[Problem requirements] Tally the lines of the data that include the word "color" and state the total, nothing else.

____ Given records

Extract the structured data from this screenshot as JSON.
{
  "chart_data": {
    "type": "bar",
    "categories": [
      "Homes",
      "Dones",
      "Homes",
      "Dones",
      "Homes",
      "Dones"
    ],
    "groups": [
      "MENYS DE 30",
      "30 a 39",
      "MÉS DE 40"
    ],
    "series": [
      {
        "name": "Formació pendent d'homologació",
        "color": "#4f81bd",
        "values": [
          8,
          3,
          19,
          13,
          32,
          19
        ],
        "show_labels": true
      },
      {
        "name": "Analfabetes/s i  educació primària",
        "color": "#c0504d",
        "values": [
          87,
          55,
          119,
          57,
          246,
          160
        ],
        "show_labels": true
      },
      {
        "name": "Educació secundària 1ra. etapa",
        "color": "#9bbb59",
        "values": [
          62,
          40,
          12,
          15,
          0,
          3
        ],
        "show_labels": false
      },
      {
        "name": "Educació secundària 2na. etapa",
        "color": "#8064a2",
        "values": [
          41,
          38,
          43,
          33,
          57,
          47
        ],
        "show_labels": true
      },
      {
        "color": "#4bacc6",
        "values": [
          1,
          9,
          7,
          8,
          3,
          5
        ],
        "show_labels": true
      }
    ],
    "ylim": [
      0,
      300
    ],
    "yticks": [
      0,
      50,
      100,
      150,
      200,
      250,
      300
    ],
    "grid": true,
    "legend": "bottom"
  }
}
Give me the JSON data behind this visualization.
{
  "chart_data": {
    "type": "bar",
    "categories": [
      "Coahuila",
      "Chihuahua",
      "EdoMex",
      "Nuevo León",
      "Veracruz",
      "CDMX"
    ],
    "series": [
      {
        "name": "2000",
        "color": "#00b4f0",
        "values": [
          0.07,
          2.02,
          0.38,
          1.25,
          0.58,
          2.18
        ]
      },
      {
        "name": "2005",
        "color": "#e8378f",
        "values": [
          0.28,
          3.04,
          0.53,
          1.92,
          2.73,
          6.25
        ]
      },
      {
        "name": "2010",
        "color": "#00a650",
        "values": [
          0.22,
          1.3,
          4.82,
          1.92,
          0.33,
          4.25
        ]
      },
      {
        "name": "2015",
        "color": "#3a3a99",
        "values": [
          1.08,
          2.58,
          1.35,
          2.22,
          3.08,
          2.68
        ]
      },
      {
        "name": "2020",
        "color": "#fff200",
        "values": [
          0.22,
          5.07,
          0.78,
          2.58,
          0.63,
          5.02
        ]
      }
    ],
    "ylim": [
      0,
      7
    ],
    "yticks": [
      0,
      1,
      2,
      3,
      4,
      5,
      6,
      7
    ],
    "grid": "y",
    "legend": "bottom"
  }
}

________

[Written reply] 10